Stated goal: Every line below that mentions the word "identificador" should be copied out.

+++ Supplied entries +++

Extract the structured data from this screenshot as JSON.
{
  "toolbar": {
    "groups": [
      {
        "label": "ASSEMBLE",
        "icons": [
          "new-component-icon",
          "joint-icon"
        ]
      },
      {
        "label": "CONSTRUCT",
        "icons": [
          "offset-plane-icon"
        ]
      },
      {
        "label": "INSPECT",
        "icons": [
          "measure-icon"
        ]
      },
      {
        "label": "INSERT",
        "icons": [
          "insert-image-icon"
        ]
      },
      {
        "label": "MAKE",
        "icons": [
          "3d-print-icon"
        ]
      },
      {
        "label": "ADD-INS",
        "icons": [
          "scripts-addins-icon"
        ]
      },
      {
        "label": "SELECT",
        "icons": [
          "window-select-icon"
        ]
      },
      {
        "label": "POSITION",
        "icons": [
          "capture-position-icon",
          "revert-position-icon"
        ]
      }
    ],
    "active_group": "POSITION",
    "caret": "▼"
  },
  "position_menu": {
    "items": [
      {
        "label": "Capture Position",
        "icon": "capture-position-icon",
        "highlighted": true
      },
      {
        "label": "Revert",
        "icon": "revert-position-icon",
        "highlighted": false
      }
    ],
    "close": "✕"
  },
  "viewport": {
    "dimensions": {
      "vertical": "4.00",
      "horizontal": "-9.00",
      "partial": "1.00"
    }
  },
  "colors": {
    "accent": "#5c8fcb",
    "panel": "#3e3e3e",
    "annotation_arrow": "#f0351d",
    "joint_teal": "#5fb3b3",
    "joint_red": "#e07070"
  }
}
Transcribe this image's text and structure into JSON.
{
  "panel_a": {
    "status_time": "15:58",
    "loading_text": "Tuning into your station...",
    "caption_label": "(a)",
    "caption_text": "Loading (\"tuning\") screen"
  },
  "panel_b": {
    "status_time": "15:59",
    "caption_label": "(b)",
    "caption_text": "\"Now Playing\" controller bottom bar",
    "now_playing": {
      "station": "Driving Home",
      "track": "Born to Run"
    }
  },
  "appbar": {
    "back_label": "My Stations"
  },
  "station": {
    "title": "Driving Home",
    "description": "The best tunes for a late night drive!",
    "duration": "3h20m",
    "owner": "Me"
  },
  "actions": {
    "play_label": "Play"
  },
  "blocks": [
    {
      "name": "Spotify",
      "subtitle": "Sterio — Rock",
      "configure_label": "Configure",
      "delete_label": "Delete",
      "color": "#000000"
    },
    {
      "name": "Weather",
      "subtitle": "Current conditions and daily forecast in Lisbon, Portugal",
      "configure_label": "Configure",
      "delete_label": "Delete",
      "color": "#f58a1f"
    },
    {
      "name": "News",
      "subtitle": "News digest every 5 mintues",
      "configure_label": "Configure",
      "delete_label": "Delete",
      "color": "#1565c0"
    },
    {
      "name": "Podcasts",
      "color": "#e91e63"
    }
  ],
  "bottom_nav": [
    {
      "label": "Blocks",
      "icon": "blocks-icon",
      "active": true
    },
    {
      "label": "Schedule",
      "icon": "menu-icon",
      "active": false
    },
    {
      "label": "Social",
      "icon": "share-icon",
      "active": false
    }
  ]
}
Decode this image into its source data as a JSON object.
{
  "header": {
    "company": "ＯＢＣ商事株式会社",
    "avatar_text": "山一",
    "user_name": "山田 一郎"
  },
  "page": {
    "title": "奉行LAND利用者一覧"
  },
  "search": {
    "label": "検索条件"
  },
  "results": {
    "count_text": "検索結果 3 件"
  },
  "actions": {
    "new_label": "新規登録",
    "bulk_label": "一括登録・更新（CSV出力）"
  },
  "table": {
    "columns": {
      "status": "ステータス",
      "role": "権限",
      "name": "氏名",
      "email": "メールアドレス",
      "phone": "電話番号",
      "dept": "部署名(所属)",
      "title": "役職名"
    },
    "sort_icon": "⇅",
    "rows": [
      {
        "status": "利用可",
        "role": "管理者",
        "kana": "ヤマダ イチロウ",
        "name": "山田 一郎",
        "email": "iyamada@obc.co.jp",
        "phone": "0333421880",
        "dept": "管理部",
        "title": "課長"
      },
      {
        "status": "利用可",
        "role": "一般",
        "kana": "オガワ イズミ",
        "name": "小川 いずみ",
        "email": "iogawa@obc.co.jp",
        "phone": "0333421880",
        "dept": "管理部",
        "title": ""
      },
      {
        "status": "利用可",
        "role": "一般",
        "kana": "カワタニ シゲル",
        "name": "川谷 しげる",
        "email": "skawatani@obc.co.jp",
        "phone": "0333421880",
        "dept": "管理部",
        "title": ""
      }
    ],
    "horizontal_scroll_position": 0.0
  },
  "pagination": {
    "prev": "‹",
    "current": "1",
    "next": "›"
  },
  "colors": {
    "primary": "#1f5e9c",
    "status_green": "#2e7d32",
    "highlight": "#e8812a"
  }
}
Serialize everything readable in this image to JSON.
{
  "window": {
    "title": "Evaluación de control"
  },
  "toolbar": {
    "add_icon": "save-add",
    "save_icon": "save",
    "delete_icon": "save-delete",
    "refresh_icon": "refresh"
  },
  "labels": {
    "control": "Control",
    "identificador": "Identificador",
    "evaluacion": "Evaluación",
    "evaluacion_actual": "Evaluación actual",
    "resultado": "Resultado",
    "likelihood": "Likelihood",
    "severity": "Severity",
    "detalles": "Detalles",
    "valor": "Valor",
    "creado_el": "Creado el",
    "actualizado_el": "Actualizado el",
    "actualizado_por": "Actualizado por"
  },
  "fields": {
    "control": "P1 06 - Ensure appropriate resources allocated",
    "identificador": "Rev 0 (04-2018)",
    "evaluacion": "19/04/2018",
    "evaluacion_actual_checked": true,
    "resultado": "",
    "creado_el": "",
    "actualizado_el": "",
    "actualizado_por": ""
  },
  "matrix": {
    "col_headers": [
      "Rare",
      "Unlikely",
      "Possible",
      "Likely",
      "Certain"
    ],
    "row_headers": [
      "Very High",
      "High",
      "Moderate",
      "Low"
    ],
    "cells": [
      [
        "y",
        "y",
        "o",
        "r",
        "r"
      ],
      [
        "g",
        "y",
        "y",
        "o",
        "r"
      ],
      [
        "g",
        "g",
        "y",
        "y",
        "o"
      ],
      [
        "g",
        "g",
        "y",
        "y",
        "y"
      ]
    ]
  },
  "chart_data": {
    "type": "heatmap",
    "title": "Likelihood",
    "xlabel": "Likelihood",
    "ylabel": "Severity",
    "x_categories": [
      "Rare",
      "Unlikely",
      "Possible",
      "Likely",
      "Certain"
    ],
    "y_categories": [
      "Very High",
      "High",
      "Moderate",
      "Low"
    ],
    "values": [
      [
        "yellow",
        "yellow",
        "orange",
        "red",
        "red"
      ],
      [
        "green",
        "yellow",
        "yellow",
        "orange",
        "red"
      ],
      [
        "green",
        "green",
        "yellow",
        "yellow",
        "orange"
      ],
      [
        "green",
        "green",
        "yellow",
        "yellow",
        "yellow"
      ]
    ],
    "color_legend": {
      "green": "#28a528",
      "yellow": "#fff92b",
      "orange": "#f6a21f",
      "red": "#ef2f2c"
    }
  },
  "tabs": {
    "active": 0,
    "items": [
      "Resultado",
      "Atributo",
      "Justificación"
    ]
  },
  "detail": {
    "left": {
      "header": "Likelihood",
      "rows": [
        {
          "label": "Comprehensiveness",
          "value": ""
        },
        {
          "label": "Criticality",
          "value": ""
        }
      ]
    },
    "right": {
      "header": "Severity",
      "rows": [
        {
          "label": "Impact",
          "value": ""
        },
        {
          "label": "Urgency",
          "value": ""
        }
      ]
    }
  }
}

+++

Exercise response:
    "identificador": "Identificador",
    "identificador": "Rev 0 (04-2018)",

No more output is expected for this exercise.